— Material —
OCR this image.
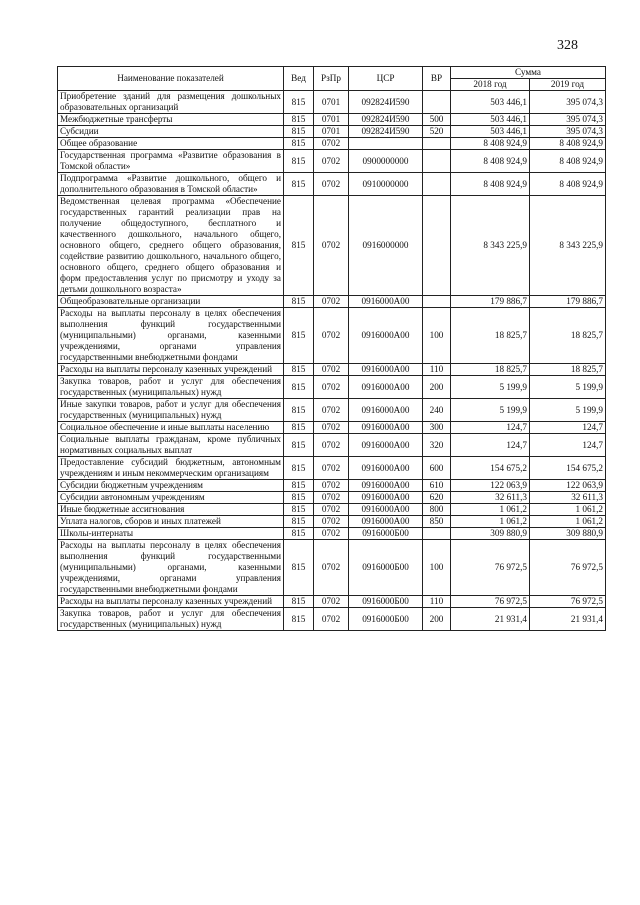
328
Наименование показателей	Вед	РзПр	ЦСР	ВР	Сумма	
					2018 год	2019 год
Приобретение зданий для размещения дошкольных образовательных организаций	815	0701	092824И590		503 446,1	395 074,3
Межбюджетные трансферты	815	0701	092824И590	500	503 446,1	395 074,3
Субсидии	815	0701	092824И590	520	503 446,1	395 074,3
Общее образование	815	0702			8 408 924,9	8 408 924,9
Государственная программа «Развитие образования в Томской области»	815	0702	0900000000		8 408 924,9	8 408 924,9
Подпрограмма «Развитие дошкольного, общего и дополнительного образования в Томской области»	815	0702	0910000000		8 408 924,9	8 408 924,9
Ведомственная целевая программа «Обеспечение государственных гарантий реализации прав на получение общедоступного, бесплатного и качественного дошкольного, начального общего, основного общего, среднего общего образования, содействие развитию дошкольного, начального общего, основного общего, среднего общего образования и форм предоставления услуг по присмотру и уходу за детьми дошкольного возраста»	815	0702	0916000000		8 343 225,9	8 343 225,9
Общеобразовательные организации	815	0702	0916000А00		179 886,7	179 886,7
Расходы на выплаты персоналу в целях обеспечения выполнения функций государственными (муниципальными) органами, казенными учреждениями, органами управления государственными внебюджетными фондами	815	0702	0916000А00	100	18 825,7	18 825,7
Расходы на выплаты персоналу казенных учреждений	815	0702	0916000А00	110	18 825,7	18 825,7
Закупка товаров, работ и услуг для обеспечения государственных (муниципальных) нужд	815	0702	0916000А00	200	5 199,9	5 199,9
Иные закупки товаров, работ и услуг для обеспечения государственных (муниципальных) нужд	815	0702	0916000А00	240	5 199,9	5 199,9
Социальное обеспечение и иные выплаты населению	815	0702	0916000А00	300	124,7	124,7
Социальные выплаты гражданам, кроме публичных нормативных социальных выплат	815	0702	0916000А00	320	124,7	124,7
Предоставление субсидий бюджетным, автономным учреждениям и иным некоммерческим организациям	815	0702	0916000А00	600	154 675,2	154 675,2
Субсидии бюджетным учреждениям	815	0702	0916000А00	610	122 063,9	122 063,9
Субсидии автономным учреждениям	815	0702	0916000А00	620	32 611,3	32 611,3
Иные бюджетные ассигнования	815	0702	0916000А00	800	1 061,2	1 061,2
Уплата налогов, сборов и иных платежей	815	0702	0916000А00	850	1 061,2	1 061,2
Школы-интернаты	815	0702	0916000Б00		309 880,9	309 880,9
Расходы на выплаты персоналу в целях обеспечения выполнения функций государственными (муниципальными) органами, казенными учреждениями, органами управления государственными внебюджетными фондами	815	0702	0916000Б00	100	76 972,5	76 972,5
Расходы на выплаты персоналу казенных учреждений	815	0702	0916000Б00	110	76 972,5	76 972,5
Закупка товаров, работ и услуг для обеспечения государственных (муниципальных) нужд	815	0702	0916000Б00	200	21 931,4	21 931,4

— Your instructions —
Copy whichever lines in the listing above contain the word "области".

— Written response —
Государственная программа «Развитие образования в Томской области»	815	0702	0900000000		8 408 924,9	8 408 924,9
Подпрограмма «Развитие дошкольного, общего и дополнительного образования в Томской области»	815	0702	0910000000		8 408 924,9	8 408 924,9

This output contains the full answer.